--- start of EXERCISE DATA ---

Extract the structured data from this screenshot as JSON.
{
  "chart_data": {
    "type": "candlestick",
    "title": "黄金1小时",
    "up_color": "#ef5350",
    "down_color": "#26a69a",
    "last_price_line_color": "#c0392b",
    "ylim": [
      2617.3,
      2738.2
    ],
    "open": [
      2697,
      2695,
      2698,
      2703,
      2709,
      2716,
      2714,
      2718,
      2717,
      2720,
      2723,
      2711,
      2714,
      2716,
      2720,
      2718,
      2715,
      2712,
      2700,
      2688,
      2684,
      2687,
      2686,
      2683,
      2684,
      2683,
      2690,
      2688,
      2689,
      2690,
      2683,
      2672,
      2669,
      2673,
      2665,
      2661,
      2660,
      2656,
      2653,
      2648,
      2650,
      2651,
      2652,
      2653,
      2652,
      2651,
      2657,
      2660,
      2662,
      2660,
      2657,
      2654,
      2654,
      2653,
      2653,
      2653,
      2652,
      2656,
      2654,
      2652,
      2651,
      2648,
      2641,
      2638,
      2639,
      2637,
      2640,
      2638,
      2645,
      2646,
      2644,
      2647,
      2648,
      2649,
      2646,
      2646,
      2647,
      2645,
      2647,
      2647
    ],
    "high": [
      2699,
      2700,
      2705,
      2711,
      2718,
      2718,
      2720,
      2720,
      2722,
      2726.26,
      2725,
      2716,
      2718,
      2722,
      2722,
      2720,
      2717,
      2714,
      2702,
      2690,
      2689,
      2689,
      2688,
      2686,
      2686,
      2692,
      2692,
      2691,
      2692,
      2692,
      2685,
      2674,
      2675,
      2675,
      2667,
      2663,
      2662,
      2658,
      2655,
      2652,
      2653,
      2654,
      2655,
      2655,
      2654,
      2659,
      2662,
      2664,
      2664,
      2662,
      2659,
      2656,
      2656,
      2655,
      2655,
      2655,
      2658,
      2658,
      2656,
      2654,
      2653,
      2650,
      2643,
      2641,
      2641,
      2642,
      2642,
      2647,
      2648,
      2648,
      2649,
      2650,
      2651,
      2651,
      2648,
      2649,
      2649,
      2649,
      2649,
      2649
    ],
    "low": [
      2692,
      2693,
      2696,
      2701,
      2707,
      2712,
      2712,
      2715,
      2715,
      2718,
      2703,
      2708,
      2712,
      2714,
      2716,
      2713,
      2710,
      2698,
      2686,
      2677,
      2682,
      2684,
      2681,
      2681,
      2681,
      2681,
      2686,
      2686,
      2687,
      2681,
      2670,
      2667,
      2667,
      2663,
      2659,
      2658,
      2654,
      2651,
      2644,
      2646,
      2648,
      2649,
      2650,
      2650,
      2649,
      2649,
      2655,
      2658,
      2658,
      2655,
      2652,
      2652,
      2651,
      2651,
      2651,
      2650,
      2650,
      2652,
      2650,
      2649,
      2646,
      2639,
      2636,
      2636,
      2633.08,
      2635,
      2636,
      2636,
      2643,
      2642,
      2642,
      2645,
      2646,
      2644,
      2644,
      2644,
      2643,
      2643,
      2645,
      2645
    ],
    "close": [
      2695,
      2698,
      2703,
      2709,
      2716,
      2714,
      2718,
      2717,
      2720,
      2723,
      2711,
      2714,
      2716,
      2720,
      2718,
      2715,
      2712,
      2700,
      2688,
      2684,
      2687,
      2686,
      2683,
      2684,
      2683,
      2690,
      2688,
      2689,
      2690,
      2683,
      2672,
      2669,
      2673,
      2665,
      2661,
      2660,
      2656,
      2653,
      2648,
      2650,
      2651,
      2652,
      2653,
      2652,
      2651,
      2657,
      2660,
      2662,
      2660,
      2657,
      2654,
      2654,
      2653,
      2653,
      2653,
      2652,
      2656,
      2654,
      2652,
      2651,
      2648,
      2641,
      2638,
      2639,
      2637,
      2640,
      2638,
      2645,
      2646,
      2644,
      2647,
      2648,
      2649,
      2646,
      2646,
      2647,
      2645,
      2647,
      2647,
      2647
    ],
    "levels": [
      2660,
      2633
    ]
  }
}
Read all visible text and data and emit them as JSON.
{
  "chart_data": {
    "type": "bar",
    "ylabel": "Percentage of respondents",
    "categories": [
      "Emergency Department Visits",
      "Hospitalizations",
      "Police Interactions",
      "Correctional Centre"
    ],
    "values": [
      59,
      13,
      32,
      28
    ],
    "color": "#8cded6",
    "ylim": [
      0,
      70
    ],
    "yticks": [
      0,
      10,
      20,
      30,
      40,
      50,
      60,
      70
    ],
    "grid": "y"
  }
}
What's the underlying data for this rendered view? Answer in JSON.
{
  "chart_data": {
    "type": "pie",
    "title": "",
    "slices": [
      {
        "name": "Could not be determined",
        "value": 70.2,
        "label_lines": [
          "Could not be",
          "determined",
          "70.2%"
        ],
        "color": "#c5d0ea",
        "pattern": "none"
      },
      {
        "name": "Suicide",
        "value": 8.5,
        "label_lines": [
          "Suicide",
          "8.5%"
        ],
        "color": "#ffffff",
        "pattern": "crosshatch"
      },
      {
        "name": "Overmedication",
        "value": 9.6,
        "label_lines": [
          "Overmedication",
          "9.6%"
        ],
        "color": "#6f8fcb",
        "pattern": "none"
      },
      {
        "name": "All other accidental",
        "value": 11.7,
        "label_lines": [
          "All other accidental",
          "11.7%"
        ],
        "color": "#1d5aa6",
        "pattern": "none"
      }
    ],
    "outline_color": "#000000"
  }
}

--- end of EXERCISE DATA ---

= REQUIREMENTS =
Your task is to collect every line above that contains the word "determined".

= EXERCISE ANSWER =
        "name": "Could not be determined",
          "determined",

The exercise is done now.